Items from a data source
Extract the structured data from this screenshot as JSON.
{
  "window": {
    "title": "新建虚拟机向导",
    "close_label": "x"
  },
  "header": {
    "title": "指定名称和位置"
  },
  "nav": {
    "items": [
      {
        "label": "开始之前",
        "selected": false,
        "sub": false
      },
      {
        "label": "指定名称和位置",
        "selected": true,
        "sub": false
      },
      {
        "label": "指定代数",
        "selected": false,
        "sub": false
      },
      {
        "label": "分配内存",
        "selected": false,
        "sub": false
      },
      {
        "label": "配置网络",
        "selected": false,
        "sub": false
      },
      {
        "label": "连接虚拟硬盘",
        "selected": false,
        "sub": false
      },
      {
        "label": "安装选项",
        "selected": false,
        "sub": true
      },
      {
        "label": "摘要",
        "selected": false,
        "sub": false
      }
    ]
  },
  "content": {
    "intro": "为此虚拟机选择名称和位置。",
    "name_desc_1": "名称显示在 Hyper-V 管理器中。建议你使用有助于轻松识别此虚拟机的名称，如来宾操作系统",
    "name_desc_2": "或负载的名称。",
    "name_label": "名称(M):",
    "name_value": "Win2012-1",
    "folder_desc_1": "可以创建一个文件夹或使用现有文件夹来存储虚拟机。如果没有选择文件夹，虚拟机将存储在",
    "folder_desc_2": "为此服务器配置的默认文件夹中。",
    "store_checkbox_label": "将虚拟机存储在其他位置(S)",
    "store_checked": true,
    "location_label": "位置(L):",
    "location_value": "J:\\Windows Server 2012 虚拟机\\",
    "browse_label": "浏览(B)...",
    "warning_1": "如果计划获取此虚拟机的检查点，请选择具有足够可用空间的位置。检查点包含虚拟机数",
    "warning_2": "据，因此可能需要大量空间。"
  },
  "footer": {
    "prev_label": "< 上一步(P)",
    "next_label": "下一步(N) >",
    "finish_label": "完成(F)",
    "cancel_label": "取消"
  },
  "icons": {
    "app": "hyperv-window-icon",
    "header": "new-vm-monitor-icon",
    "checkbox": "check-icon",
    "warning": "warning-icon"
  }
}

● Task description:
Print the material once more, exactly.

● Task output:
Extract the structured data from this screenshot as JSON.
{
  "window": {
    "title": "新建虚拟机向导",
    "close_label": "x"
  },
  "header": {
    "title": "指定名称和位置"
  },
  "nav": {
    "items": [
      {
        "label": "开始之前",
        "selected": false,
        "sub": false
      },
      {
        "label": "指定名称和位置",
        "selected": true,
        "sub": false
      },
      {
        "label": "指定代数",
        "selected": false,
        "sub": false
      },
      {
        "label": "分配内存",
        "selected": false,
        "sub": false
      },
      {
        "label": "配置网络",
        "selected": false,
        "sub": false
      },
      {
        "label": "连接虚拟硬盘",
        "selected": false,
        "sub": false
      },
      {
        "label": "安装选项",
        "selected": false,
        "sub": true
      },
      {
        "label": "摘要",
        "selected": false,
        "sub": false
      }
    ]
  },
  "content": {
    "intro": "为此虚拟机选择名称和位置。",
    "name_desc_1": "名称显示在 Hyper-V 管理器中。建议你使用有助于轻松识别此虚拟机的名称，如来宾操作系统",
    "name_desc_2": "或负载的名称。",
    "name_label": "名称(M):",
    "name_value": "Win2012-1",
    "folder_desc_1": "可以创建一个文件夹或使用现有文件夹来存储虚拟机。如果没有选择文件夹，虚拟机将存储在",
    "folder_desc_2": "为此服务器配置的默认文件夹中。",
    "store_checkbox_label": "将虚拟机存储在其他位置(S)",
    "store_checked": true,
    "location_label": "位置(L):",
    "location_value": "J:\\Windows Server 2012 虚拟机\\",
    "browse_label": "浏览(B)...",
    "warning_1": "如果计划获取此虚拟机的检查点，请选择具有足够可用空间的位置。检查点包含虚拟机数",
    "warning_2": "据，因此可能需要大量空间。"
  },
  "footer": {
    "prev_label": "< 上一步(P)",
    "next_label": "下一步(N) >",
    "finish_label": "完成(F)",
    "cancel_label": "取消"
  },
  "icons": {
    "app": "hyperv-window-icon",
    "header": "new-vm-monitor-icon",
    "checkbox": "check-icon",
    "warning": "warning-icon"
  }
}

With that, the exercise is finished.